» Instructions to follow
Extract each line bearing the word "name".

» Record extracts

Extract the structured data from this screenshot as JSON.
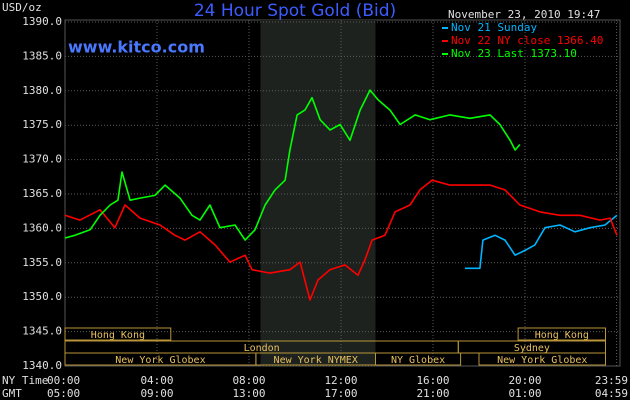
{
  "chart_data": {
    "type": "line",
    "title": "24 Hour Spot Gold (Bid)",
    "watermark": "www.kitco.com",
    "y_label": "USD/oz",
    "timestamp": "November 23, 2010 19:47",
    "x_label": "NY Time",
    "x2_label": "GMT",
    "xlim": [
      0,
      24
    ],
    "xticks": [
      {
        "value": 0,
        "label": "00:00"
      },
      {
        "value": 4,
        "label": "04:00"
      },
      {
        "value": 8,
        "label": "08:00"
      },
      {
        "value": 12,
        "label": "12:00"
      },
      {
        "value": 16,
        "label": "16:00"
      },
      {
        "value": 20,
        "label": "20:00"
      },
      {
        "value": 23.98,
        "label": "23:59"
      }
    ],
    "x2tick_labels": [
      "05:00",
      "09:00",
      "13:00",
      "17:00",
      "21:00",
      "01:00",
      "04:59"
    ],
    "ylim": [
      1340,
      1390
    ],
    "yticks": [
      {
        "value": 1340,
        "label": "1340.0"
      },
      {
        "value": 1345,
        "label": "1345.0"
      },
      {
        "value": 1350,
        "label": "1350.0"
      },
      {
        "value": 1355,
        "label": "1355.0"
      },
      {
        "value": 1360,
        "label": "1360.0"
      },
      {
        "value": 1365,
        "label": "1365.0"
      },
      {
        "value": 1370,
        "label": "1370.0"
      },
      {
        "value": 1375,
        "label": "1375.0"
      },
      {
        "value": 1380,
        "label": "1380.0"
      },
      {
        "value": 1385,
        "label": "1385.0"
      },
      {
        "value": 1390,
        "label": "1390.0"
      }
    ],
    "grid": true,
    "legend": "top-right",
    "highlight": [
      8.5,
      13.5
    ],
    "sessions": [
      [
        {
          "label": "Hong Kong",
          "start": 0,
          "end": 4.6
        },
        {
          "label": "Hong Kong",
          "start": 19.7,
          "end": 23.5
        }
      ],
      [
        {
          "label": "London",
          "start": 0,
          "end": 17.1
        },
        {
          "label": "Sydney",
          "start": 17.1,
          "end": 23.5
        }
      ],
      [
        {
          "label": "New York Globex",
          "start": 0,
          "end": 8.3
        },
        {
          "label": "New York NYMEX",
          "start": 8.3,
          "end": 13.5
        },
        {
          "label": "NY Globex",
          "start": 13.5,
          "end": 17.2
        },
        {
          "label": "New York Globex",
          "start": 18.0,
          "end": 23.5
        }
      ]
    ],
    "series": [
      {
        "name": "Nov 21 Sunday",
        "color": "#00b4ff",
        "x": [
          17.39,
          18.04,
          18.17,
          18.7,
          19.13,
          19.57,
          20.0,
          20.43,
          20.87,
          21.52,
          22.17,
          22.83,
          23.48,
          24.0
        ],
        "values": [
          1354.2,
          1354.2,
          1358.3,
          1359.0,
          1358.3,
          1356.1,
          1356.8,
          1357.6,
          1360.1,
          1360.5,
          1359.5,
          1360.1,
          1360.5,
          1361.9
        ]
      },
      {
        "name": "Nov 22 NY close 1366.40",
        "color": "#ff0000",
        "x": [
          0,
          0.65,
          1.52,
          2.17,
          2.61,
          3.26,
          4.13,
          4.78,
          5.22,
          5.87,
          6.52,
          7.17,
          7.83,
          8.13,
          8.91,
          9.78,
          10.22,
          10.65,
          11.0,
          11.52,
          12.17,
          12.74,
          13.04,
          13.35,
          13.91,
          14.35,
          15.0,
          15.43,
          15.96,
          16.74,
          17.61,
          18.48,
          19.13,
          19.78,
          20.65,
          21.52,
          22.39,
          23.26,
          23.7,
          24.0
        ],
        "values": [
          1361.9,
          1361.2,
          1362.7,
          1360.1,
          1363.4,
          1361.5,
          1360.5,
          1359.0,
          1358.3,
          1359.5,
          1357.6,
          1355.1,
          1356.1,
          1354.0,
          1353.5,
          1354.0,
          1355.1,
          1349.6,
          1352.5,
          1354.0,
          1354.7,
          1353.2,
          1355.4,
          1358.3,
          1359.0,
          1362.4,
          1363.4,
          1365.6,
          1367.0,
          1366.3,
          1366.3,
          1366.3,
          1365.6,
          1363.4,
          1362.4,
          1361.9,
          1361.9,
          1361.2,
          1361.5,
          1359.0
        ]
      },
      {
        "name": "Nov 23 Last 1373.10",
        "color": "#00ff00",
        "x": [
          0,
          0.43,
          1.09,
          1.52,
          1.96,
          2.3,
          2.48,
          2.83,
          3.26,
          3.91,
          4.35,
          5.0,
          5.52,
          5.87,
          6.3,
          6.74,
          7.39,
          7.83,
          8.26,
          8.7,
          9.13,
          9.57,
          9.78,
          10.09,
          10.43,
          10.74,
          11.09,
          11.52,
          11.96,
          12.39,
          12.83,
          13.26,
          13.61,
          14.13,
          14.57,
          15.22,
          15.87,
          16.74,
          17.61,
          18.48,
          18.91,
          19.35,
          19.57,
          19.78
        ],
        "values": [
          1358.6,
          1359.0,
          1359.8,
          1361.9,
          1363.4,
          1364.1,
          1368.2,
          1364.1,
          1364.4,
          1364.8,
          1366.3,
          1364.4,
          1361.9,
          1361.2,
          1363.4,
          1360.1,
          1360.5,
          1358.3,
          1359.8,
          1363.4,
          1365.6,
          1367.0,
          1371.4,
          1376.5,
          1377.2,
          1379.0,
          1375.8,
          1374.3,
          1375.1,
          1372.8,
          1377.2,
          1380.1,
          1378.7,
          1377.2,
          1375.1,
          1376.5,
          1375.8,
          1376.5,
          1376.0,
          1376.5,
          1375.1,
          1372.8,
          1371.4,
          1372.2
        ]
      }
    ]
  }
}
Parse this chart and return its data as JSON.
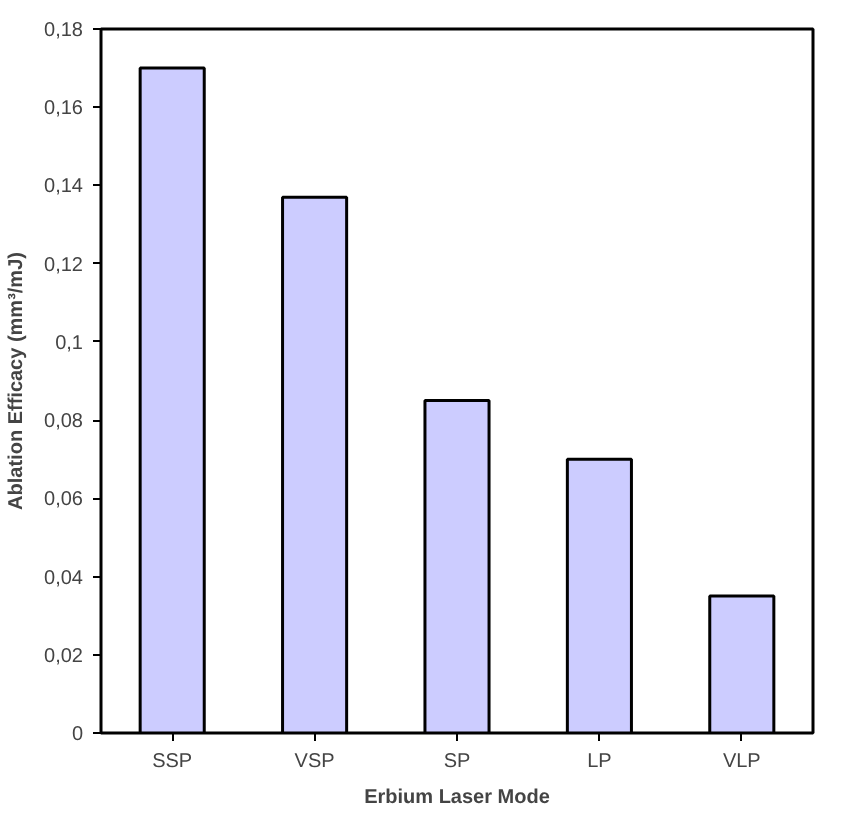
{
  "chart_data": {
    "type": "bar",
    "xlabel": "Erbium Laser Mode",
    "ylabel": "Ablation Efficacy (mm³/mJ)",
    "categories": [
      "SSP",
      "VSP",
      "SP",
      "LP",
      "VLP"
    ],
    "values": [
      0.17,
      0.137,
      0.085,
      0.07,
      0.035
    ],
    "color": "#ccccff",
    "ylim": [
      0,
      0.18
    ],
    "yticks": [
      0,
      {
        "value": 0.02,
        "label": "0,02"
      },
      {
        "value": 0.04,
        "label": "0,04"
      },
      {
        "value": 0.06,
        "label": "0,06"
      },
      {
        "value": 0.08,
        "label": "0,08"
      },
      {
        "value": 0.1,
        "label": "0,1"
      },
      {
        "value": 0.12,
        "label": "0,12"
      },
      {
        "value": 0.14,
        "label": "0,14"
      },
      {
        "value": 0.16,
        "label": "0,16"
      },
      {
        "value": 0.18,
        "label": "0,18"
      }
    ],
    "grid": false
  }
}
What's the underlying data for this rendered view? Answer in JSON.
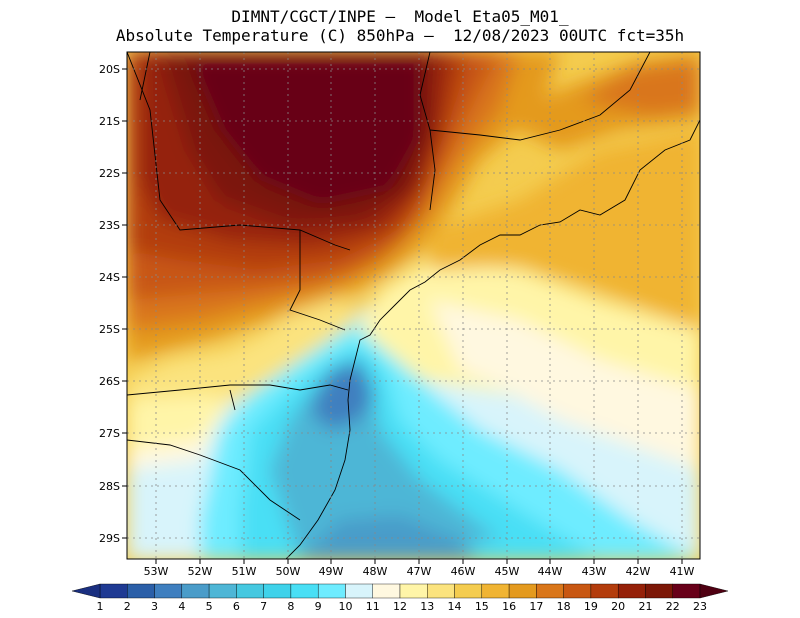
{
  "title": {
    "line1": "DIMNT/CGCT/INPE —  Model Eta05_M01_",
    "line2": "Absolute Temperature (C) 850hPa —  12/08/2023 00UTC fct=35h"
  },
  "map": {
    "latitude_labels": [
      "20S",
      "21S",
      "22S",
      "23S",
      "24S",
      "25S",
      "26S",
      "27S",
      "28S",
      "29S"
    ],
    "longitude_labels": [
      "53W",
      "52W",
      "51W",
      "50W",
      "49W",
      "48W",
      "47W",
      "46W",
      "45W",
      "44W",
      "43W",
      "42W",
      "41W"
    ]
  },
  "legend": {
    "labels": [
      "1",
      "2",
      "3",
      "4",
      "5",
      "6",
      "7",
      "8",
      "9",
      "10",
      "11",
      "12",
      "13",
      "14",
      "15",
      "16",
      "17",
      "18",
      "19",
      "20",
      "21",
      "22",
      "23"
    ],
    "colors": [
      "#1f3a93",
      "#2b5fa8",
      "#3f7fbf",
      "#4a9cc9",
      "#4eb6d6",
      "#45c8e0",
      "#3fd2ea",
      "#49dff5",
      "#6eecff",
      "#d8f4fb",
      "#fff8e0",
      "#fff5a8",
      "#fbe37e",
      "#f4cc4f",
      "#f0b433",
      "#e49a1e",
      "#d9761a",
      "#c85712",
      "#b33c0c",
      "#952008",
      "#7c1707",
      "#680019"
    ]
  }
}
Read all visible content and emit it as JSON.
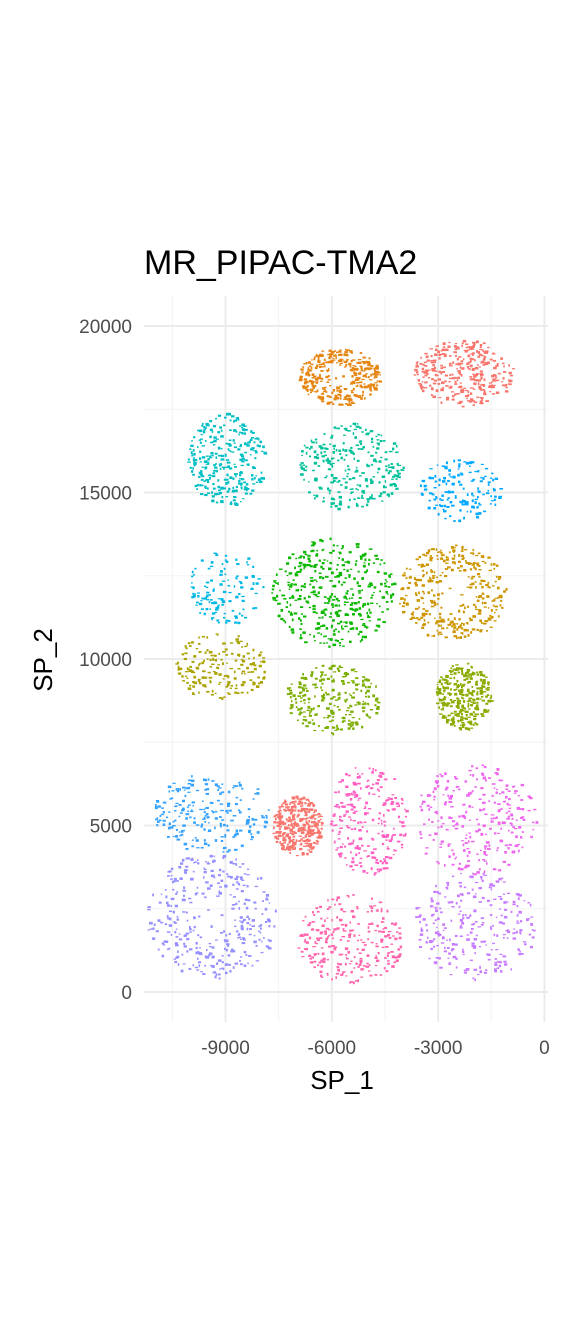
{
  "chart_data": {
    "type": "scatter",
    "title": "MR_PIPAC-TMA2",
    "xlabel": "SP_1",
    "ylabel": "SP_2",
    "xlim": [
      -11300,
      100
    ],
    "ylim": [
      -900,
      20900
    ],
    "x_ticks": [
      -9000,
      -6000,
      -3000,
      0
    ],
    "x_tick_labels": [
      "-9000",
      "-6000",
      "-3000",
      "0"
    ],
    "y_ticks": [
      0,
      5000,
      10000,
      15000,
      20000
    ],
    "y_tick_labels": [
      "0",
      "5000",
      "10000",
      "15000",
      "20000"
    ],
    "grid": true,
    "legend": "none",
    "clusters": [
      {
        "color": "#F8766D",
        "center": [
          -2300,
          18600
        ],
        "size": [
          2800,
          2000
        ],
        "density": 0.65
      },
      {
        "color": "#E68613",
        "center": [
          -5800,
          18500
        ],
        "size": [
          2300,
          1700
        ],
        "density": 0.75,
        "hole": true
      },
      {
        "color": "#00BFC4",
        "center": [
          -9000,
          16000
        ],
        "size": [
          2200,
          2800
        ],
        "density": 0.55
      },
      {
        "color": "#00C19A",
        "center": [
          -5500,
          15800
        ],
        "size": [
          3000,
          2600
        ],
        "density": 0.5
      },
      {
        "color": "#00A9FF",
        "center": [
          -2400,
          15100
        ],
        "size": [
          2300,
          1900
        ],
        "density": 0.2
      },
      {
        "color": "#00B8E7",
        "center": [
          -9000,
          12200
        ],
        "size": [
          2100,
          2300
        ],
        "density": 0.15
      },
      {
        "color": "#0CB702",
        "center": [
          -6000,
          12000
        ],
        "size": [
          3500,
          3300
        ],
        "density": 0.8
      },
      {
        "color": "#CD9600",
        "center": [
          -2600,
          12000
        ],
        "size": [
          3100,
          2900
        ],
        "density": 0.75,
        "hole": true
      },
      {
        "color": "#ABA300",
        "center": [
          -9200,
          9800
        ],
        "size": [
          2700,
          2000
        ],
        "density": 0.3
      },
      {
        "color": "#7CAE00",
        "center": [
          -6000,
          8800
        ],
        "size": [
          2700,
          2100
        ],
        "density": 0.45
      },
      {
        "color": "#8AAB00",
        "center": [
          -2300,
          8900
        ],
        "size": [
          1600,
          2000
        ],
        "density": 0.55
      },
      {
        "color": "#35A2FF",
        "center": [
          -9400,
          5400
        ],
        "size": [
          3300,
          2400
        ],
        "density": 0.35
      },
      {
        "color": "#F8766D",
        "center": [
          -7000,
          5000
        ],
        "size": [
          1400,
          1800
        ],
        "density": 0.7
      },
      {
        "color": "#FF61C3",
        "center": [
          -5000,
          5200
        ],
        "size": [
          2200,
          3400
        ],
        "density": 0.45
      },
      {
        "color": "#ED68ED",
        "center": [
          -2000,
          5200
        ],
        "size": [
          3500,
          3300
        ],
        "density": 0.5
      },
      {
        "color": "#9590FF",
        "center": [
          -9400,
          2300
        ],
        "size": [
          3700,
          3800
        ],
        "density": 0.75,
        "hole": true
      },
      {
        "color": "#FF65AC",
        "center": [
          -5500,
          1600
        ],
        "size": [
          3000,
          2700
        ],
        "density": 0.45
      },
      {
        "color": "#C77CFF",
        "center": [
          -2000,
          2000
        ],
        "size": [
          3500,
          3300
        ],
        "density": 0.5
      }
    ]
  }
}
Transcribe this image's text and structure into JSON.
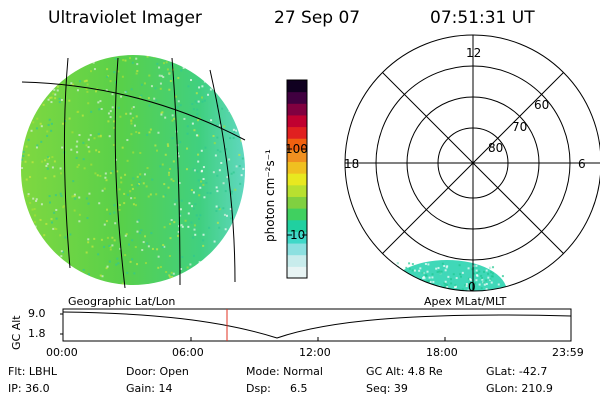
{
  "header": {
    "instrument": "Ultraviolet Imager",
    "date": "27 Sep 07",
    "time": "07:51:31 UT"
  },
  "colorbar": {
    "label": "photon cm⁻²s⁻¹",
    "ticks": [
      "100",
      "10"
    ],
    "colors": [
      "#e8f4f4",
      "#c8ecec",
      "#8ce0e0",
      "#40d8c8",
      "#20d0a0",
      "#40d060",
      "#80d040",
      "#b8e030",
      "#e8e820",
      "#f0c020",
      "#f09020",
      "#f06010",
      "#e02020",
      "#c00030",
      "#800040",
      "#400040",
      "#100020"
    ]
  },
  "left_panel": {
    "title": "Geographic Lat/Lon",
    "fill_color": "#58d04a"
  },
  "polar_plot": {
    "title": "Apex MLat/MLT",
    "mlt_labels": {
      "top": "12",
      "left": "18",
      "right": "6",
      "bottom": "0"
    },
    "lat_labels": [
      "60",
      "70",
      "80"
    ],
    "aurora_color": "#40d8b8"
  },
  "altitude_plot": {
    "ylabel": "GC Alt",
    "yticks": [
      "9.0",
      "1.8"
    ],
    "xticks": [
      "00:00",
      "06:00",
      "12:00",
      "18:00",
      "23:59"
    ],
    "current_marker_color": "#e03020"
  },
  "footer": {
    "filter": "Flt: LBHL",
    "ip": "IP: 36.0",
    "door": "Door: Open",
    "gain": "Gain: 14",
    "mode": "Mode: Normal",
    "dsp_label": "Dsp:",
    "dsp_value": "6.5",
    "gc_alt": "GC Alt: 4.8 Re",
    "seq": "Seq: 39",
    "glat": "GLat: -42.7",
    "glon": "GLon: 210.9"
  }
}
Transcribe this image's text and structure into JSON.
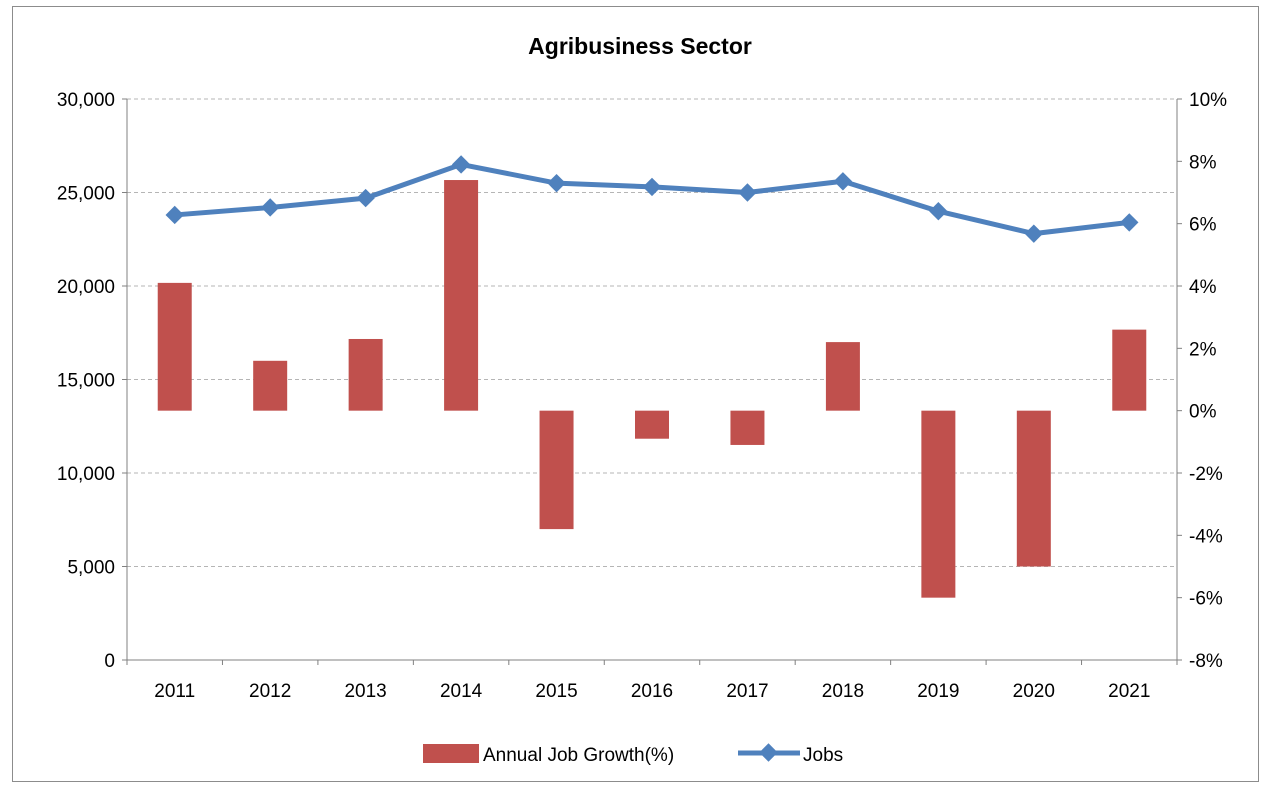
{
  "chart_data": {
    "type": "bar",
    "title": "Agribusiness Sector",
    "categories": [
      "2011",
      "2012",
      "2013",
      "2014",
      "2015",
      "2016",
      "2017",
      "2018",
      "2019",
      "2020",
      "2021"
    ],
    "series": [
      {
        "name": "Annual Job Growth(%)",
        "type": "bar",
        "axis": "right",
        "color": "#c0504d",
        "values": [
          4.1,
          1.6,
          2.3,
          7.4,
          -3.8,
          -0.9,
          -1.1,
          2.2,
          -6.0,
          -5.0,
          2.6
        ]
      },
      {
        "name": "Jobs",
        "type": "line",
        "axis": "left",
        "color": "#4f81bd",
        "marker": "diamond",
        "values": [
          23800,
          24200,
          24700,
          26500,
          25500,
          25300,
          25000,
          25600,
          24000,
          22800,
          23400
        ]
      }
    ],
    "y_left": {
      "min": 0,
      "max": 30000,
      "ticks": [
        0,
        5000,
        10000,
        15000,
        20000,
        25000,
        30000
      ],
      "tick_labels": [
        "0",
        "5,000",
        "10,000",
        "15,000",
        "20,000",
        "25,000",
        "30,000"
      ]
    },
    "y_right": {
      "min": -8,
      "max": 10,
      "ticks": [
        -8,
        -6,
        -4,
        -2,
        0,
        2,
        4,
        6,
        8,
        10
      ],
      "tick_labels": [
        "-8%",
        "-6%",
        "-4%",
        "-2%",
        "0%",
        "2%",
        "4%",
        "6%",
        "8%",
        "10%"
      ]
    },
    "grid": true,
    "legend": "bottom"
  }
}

» Solution
        "name": "Nov 21 Sunday",
        "name": "Nov 22 NY close 1366.40",
        "name": "Nov 23 Last 1373.10",
        "name": "Annual Job Growth(%)",
        "name": "Jobs",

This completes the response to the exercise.